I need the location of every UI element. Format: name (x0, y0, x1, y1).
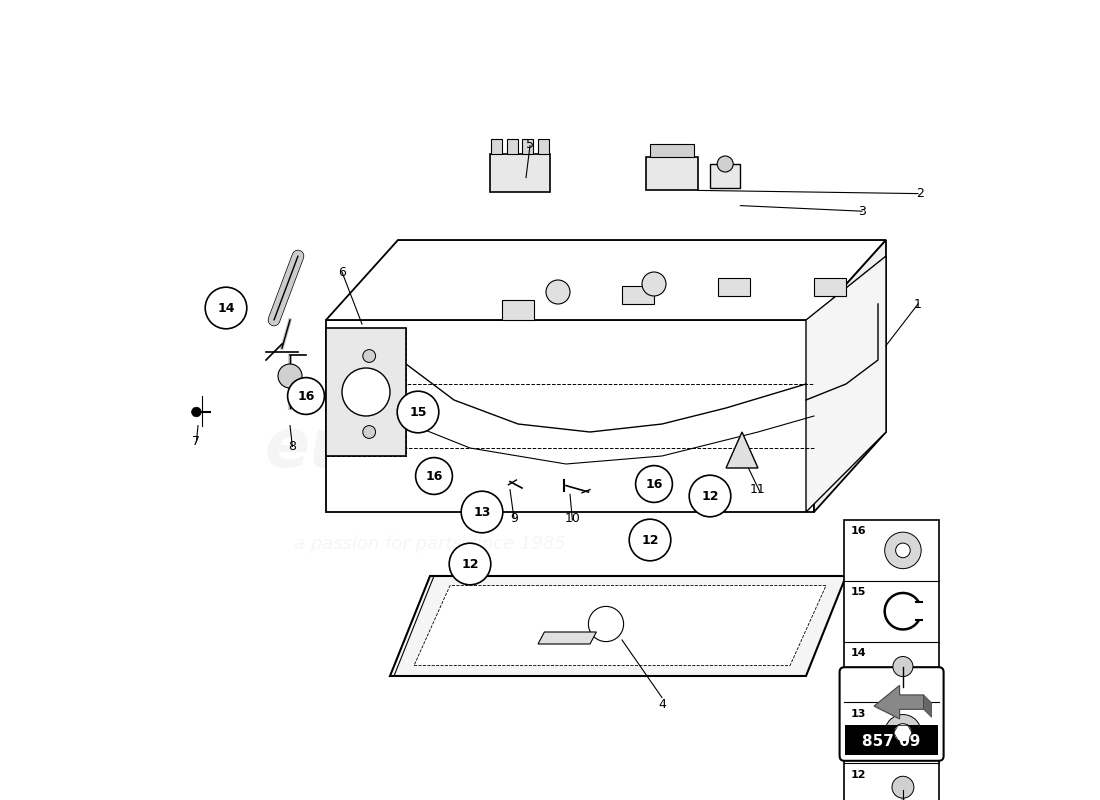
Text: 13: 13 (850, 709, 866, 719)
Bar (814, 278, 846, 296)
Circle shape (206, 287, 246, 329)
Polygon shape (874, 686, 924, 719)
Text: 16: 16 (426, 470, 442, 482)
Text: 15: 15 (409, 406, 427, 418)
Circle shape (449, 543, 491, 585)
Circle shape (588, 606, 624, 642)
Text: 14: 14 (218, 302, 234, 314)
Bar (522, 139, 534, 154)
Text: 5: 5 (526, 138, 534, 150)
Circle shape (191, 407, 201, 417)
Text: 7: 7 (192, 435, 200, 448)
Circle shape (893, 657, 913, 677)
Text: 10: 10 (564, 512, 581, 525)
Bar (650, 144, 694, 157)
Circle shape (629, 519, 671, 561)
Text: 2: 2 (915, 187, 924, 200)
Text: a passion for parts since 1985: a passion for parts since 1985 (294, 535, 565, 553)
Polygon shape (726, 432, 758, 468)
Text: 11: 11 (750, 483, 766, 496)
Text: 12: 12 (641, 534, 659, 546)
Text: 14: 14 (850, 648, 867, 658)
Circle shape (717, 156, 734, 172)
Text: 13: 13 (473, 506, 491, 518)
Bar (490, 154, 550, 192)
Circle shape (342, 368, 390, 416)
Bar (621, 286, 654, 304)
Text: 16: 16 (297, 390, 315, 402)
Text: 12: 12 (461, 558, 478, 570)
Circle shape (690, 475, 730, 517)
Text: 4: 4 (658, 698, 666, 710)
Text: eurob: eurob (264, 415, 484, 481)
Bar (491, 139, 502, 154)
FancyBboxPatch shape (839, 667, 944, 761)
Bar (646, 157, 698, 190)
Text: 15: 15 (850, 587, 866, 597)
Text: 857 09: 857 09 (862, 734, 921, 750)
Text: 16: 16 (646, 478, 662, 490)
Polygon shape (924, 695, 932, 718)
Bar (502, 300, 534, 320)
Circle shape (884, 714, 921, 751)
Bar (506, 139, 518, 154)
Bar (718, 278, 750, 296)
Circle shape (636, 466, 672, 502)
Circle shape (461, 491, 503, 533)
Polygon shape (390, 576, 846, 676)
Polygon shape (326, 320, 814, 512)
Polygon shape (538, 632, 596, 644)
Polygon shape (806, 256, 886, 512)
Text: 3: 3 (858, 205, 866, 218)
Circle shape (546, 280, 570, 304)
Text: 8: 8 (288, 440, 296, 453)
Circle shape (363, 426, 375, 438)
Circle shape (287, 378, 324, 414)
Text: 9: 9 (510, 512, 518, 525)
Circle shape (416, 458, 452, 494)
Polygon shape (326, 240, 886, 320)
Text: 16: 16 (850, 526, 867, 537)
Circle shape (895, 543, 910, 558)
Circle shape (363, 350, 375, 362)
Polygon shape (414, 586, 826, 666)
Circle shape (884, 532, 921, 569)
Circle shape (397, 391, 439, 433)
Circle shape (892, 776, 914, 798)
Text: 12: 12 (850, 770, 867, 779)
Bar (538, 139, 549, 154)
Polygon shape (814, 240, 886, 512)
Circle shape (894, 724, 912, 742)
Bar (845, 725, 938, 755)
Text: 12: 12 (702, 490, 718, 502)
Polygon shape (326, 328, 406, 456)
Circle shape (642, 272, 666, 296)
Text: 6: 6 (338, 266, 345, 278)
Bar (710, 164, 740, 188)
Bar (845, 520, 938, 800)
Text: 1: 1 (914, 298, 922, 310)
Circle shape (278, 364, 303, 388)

_Stated goal_:
Render every line of the records above as a numbered list, skipping blank lines and leaving out the pictures.

_Written response_:
1. I need the location of every UI element. Format: name (x0, y0, x1, y1).
2. Text: 13: 13 (850, 709, 866, 719)
3. Bar (814, 278, 846, 296)
4. Circle shape (206, 287, 246, 329)
5. Polygon shape (874, 686, 924, 719)
6. Text: 16: 16 (426, 470, 442, 482)
7. Text: 15: 15 (409, 406, 427, 418)
8. Circle shape (449, 543, 491, 585)
9. Circle shape (588, 606, 624, 642)
10. Text: 14: 14 (218, 302, 234, 314)
11. Bar (522, 139, 534, 154)
12. Text: 5: 5 (526, 138, 534, 150)
13. Circle shape (191, 407, 201, 417)
14. Text: 7: 7 (192, 435, 200, 448)
15. Circle shape (893, 657, 913, 677)
16. Text: 10: 10 (564, 512, 581, 525)
17. Bar (650, 144, 694, 157)
18. Circle shape (629, 519, 671, 561)
19. Text: 2: 2 (915, 187, 924, 200)
20. Text: a passion for parts since 1985: a passion for parts since 1985 (294, 535, 565, 553)
21. Polygon shape (726, 432, 758, 468)
22. Text: 11: 11 (750, 483, 766, 496)
23. Text: 12: 12 (641, 534, 659, 546)
24. Text: 14: 14 (850, 648, 867, 658)
25. Circle shape (717, 156, 734, 172)
26. Text: 13: 13 (473, 506, 491, 518)
27. Bar (490, 154, 550, 192)
28. Circle shape (342, 368, 390, 416)
29. Bar (621, 286, 654, 304)
30. Text: 16: 16 (297, 390, 315, 402)
31. Text: 12: 12 (461, 558, 478, 570)
32. Circle shape (690, 475, 730, 517)
33. Text: 4: 4 (658, 698, 666, 710)
34. Text: eurob: eurob (264, 415, 484, 481)
35. Bar (491, 139, 502, 154)
36. FancyBboxPatch shape (839, 667, 944, 761)
37. Bar (646, 157, 698, 190)
38. Text: 15: 15 (850, 587, 866, 597)
39. Text: 857 09: 857 09 (862, 734, 921, 750)
40. Text: 16: 16 (646, 478, 662, 490)
41. Polygon shape (924, 695, 932, 718)
42. Bar (502, 300, 534, 320)
43. Circle shape (884, 714, 921, 751)
44. Bar (506, 139, 518, 154)
45. Bar (718, 278, 750, 296)
46. Circle shape (636, 466, 672, 502)
47. Circle shape (461, 491, 503, 533)
48. Polygon shape (390, 576, 846, 676)
49. Polygon shape (326, 320, 814, 512)
50. Polygon shape (538, 632, 596, 644)
51. Polygon shape (806, 256, 886, 512)
52. Text: 3: 3 (858, 205, 866, 218)
53. Circle shape (546, 280, 570, 304)
54. Text: 8: 8 (288, 440, 296, 453)
55. Circle shape (363, 426, 375, 438)
56. Circle shape (287, 378, 324, 414)
57. Text: 9: 9 (510, 512, 518, 525)
58. Circle shape (416, 458, 452, 494)
59. Polygon shape (326, 240, 886, 320)
60. Text: 16: 16 (850, 526, 867, 537)
61. Circle shape (895, 543, 910, 558)
62. Circle shape (363, 350, 375, 362)
63. Polygon shape (414, 586, 826, 666)
64. Circle shape (884, 532, 921, 569)
65. Circle shape (397, 391, 439, 433)
66. Circle shape (892, 776, 914, 798)
67. Text: 12: 12 (850, 770, 867, 779)
68. Bar (538, 139, 549, 154)
69. Polygon shape (814, 240, 886, 512)
70. Circle shape (894, 724, 912, 742)
71. Bar (845, 725, 938, 755)
72. Text: 12: 12 (702, 490, 718, 502)
73. Polygon shape (326, 328, 406, 456)
74. Circle shape (642, 272, 666, 296)
75. Text: 6: 6 (338, 266, 345, 278)
76. Bar (710, 164, 740, 188)
77. Bar (845, 520, 938, 800)
78. Text: 1: 1 (914, 298, 922, 310)
79. Circle shape (278, 364, 303, 388)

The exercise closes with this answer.